**SET EXERCISE**
Go through the listing and pick out each line with the word "subtitle" in it.

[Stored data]
--*--

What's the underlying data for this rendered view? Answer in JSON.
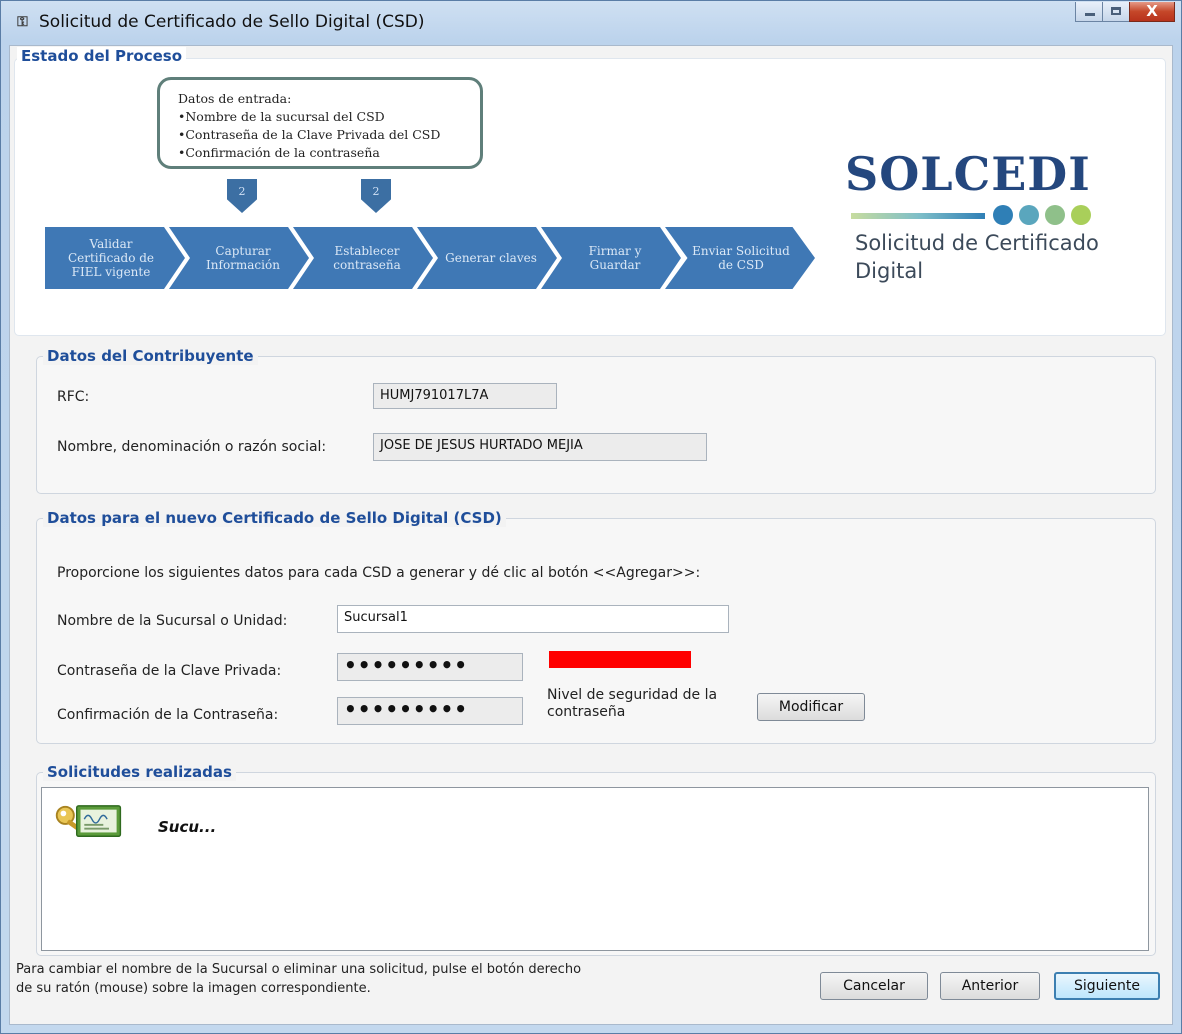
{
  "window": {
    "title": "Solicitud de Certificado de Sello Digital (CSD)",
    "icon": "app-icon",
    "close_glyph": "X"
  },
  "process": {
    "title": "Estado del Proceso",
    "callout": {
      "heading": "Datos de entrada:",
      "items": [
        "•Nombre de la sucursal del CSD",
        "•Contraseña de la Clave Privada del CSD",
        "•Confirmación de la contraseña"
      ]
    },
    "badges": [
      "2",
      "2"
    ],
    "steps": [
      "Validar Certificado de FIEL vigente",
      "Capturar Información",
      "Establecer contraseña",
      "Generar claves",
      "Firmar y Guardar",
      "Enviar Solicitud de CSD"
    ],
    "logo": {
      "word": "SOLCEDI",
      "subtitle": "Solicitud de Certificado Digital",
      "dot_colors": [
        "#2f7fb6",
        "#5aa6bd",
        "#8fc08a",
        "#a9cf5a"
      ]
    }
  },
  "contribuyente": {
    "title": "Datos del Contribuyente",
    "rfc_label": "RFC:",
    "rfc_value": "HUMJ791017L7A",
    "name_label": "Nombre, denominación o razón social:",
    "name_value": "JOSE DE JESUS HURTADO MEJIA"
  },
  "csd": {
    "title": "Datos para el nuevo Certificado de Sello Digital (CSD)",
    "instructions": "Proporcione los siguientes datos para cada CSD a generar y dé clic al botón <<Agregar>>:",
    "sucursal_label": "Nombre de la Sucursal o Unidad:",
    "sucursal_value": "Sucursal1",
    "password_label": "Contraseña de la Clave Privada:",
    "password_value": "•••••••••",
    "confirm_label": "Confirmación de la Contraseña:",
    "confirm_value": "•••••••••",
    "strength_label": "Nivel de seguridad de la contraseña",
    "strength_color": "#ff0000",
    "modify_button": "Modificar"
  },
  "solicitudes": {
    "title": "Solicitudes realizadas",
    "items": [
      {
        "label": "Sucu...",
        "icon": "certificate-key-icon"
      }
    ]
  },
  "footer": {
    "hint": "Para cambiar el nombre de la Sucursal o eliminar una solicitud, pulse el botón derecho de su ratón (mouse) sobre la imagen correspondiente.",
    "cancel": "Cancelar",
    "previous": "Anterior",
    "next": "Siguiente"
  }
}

--*--

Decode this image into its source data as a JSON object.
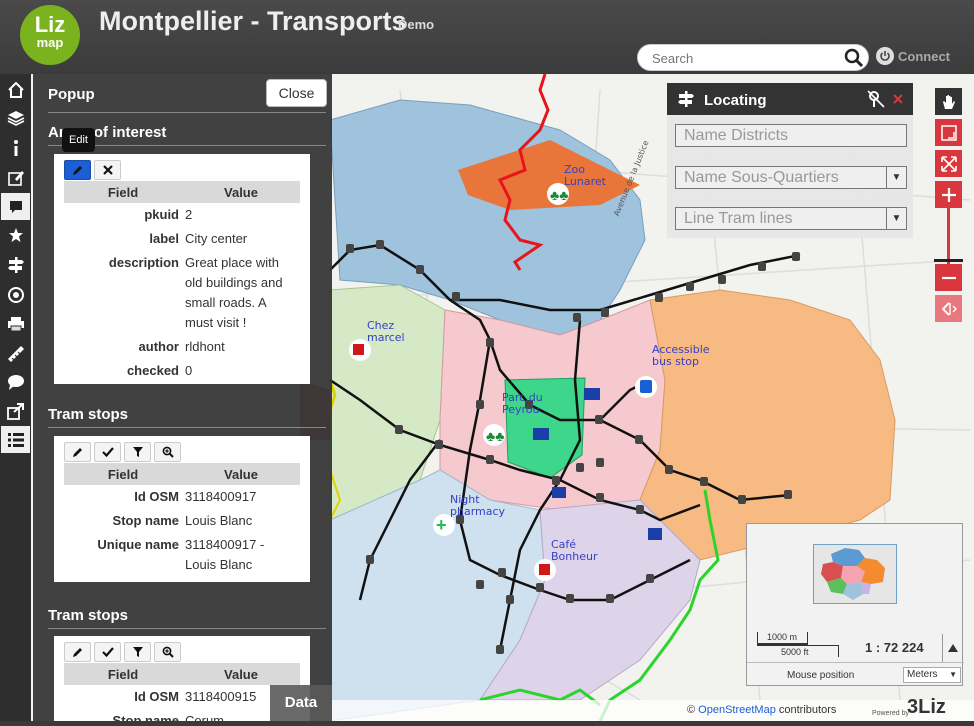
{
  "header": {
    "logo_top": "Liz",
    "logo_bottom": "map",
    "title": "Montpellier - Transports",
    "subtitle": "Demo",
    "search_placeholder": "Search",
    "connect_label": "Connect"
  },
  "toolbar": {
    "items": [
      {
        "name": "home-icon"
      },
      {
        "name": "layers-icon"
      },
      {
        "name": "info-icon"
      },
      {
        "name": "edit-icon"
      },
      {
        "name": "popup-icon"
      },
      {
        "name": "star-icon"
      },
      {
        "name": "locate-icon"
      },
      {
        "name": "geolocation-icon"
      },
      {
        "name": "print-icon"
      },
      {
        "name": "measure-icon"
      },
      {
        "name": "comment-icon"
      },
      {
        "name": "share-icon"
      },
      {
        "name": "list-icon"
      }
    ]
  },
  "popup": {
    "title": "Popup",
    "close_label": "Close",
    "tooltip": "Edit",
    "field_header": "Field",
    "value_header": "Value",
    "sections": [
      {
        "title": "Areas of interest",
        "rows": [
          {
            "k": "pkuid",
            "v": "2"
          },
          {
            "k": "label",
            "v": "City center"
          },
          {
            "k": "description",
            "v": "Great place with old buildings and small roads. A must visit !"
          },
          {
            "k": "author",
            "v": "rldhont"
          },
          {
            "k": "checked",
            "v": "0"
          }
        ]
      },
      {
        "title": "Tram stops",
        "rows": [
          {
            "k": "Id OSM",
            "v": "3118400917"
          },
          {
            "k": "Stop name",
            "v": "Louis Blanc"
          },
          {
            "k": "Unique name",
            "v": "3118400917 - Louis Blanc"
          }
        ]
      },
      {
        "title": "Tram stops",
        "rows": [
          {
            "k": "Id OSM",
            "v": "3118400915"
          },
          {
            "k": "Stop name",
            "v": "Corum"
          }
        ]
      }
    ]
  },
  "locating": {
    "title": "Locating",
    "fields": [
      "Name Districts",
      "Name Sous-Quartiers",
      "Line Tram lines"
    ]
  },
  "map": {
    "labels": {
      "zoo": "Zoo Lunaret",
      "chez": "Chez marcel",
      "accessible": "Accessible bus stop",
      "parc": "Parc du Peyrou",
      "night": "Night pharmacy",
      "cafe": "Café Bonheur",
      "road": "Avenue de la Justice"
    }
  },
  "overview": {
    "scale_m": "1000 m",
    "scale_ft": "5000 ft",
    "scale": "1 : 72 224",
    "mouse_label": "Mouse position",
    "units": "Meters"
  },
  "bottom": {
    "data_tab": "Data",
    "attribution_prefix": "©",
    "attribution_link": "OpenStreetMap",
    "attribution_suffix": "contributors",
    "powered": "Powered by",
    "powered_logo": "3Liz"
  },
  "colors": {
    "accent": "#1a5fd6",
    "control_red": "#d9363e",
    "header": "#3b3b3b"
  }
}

--*--

**WORKED ANSWER**
      "subtitle": "Solicitud de Certificado Digital",
    "subtitle": "Demo",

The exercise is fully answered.